Attempting Automated Fraud Analysis on Edgar 10Q filings using SEC EDGAR ftp, Python, and Benford’s Law

The purpose of this post is to describe a side project I did to analyze SEC filing in an attempt to spot irregular values in 10Q filings.

Background

Benford’s Law
Benford’s law is a well known natural phenomenon discovered many many years ago in 1938 by physicist Frank Benford. Under certain key assumptions it relates that the probability distribution of the occurrence of the first and second digits of a list of numbers spanning multiple digits have been observed to follow a well observed distribution. Now for the statisticians out there there are key assumptions in which this natural 1st and 2nd digit distribution observation is valid and other cases where this is invalid. Often times folks will take these assumptions for granted and use Benford’s Law as a hard test when really its application in accounting has been a flag or notification that something should be further investigated. For example we shouldn’t be using Benford’s Law when the list of digits under investigation is too small (e.g. 11, 55, 155, 499) because the occurrence of the  leading digits will be more biased. We will delve more into this importance later.

---------------

* [WRITTEN EXERCISE 1]:
Translate this sentence from the post on Benford's Law into Spanish: "Benford’s law is a well known natural phenomenon discovered many many years ago in 1938 by physicist Frank Benford."
* [WRITTEN EXERCISE 2]:
In the post on Benford's Law, what was the profession of Frank Benford?
* [WRITTEN EXERCISE 3]:
Duplicate the part of the post on Benford's Law starting with "Attempting Automated Fraud" and going on through "in 10Q filings.".
The records aren't needed here.

Stored data:

---------------

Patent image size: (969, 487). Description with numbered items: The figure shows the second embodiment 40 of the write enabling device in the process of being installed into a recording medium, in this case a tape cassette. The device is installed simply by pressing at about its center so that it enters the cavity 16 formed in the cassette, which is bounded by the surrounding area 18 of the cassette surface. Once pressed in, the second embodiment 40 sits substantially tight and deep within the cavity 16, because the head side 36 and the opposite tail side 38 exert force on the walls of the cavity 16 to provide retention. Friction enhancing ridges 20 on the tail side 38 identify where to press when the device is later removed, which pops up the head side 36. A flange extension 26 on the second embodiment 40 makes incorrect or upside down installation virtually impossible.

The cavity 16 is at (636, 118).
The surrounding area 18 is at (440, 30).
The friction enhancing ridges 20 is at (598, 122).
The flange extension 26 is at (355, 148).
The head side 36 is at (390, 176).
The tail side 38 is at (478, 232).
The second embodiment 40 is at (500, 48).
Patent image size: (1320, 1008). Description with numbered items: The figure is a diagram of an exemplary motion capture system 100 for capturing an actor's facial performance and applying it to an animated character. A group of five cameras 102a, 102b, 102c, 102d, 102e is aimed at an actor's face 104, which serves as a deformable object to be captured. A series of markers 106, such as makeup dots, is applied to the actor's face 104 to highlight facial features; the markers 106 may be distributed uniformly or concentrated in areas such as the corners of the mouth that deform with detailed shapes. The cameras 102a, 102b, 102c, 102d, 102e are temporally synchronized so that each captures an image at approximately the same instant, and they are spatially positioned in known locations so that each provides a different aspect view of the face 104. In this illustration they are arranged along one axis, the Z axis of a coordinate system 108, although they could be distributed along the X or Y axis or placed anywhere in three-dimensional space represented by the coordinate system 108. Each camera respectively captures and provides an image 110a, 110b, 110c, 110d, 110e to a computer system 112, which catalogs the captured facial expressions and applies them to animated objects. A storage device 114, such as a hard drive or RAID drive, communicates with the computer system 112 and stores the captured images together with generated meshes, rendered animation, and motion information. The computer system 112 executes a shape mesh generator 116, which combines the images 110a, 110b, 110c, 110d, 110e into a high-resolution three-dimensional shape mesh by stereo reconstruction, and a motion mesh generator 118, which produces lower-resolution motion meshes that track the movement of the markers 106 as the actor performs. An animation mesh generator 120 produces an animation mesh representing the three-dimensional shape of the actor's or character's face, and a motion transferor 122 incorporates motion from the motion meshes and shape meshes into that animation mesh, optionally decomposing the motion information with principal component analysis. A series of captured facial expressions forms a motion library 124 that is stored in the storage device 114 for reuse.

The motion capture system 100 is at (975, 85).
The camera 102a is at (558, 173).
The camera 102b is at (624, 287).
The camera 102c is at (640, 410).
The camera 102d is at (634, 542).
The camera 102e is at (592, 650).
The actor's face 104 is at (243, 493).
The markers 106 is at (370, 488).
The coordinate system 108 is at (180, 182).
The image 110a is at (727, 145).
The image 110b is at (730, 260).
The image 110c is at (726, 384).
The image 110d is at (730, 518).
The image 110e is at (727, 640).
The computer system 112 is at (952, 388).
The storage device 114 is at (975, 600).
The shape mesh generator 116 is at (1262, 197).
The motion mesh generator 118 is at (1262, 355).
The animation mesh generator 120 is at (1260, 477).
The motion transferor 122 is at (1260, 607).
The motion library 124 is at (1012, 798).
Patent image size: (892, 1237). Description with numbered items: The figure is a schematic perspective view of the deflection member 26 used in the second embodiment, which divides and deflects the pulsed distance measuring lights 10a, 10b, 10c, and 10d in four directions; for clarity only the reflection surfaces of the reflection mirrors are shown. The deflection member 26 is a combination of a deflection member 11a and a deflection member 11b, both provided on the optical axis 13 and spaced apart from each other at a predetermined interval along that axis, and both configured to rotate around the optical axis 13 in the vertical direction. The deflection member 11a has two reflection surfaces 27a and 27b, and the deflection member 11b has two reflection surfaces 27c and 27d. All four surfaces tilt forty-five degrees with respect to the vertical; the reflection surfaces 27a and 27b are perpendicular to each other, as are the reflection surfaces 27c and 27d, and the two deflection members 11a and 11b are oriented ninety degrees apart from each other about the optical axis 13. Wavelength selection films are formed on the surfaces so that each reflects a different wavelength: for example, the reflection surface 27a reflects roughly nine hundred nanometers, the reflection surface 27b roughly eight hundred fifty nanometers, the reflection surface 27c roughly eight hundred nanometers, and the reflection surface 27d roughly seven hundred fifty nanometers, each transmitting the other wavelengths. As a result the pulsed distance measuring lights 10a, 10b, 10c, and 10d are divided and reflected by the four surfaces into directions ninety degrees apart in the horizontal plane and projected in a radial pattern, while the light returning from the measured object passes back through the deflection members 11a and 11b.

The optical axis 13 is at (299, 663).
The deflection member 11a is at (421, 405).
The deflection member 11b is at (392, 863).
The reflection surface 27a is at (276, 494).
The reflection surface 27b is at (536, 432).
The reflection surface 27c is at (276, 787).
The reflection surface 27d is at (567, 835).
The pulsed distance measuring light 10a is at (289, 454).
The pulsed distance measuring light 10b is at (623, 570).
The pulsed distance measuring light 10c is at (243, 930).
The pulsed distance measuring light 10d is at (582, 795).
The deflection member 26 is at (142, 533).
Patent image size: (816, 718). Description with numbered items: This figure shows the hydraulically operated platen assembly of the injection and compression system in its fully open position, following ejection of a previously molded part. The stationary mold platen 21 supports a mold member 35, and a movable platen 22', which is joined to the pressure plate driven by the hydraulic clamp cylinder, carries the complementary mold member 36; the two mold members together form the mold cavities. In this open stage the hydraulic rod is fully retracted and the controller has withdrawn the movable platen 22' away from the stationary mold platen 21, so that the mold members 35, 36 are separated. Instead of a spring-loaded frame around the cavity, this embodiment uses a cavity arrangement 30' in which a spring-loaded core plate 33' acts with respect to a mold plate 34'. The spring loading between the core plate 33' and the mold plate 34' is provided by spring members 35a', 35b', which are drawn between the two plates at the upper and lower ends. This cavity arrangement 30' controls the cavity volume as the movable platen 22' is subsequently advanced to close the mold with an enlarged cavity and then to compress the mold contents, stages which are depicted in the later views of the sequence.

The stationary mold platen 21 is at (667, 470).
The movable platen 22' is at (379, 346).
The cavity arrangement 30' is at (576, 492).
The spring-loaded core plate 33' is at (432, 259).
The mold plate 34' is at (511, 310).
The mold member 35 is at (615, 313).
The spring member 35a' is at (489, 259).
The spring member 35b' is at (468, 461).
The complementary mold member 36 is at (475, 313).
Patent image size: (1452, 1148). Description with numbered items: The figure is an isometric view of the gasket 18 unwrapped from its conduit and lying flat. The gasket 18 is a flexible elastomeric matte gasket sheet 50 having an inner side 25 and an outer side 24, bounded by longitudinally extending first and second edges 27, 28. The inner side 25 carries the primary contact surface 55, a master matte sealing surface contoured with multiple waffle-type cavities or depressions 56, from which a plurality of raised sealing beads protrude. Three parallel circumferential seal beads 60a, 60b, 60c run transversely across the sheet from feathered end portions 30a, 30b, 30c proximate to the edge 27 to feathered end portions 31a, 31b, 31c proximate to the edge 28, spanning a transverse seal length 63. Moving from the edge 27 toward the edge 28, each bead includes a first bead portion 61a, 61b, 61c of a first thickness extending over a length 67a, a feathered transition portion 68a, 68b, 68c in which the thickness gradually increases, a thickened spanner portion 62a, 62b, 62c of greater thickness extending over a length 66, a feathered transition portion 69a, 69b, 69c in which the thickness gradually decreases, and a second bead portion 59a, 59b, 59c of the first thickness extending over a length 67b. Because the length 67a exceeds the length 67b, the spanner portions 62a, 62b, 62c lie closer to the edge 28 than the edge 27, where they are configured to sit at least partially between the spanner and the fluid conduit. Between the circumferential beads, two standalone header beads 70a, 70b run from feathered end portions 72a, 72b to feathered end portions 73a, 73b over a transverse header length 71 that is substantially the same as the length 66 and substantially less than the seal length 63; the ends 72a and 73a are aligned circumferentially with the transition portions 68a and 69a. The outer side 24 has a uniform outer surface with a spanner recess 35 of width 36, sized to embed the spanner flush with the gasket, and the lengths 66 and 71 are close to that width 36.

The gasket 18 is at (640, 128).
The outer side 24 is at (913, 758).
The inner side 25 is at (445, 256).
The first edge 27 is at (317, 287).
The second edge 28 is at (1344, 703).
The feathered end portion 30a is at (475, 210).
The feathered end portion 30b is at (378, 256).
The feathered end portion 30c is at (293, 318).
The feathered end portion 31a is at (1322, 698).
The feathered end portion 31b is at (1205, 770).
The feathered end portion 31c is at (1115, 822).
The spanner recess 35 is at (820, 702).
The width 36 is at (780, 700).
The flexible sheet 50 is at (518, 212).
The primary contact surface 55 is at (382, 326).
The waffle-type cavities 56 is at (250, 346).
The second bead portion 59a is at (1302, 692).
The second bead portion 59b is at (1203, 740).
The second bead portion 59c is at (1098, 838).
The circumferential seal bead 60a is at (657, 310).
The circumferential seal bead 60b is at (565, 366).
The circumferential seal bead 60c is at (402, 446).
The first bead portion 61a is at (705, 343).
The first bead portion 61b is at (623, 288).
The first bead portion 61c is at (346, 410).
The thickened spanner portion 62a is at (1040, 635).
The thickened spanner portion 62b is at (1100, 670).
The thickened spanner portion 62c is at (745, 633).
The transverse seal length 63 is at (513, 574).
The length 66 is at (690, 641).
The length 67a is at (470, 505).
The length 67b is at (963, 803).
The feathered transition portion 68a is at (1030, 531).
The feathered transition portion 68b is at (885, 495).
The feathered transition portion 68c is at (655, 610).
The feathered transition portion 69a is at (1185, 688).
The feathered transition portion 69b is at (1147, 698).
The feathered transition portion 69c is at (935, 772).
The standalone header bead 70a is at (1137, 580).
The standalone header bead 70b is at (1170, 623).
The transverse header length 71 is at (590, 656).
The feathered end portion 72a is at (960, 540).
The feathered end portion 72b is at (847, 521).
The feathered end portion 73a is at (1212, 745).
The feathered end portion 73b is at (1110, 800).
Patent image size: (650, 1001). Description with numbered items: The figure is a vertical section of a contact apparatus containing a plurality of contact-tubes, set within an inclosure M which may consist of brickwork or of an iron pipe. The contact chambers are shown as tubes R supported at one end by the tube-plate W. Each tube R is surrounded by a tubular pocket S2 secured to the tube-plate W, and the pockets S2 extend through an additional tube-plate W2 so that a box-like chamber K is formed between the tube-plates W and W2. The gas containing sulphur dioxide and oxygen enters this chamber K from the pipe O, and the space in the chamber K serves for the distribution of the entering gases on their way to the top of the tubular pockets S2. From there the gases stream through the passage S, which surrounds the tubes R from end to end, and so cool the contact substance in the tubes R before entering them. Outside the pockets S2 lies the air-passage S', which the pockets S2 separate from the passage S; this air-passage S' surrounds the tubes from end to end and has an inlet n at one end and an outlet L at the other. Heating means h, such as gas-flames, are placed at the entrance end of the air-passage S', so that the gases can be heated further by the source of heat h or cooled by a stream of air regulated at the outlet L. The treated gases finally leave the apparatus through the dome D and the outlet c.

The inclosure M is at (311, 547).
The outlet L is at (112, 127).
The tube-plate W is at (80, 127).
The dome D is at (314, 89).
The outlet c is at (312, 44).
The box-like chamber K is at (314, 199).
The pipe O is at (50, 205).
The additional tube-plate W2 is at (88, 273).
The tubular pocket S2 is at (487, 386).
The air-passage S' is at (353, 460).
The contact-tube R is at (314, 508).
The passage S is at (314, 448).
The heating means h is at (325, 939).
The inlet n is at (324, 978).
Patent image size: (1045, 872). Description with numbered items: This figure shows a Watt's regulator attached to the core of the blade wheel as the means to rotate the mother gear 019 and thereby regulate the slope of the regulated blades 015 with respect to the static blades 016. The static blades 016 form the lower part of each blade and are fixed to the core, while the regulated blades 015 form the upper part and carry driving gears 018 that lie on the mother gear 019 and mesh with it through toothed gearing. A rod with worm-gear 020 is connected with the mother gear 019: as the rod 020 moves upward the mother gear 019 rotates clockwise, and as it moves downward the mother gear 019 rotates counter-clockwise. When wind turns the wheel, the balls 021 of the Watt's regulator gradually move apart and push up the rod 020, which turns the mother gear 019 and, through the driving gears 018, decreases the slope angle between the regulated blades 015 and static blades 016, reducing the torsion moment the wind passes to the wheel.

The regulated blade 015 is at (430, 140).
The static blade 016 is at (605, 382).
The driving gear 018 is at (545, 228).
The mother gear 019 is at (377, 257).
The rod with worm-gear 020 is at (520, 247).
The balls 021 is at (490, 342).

---------------

* [FINAL ANSWER 1]:
La ley de Benford es un fenómeno natural muy conocido, descubierto hace muchísimos años, en 1938, por el físico Frank Benford.

* [FINAL ANSWER 2]:
He was a physicist.

* [FINAL ANSWER 3]:
Attempting Automated Fraud Analysis on Edgar 10Q filings using SEC EDGAR ftp, Python, and Benford’s Law

The purpose of this post is to describe a side project I did to analyze SEC filing in an attempt to spot irregular values in 10Q filings.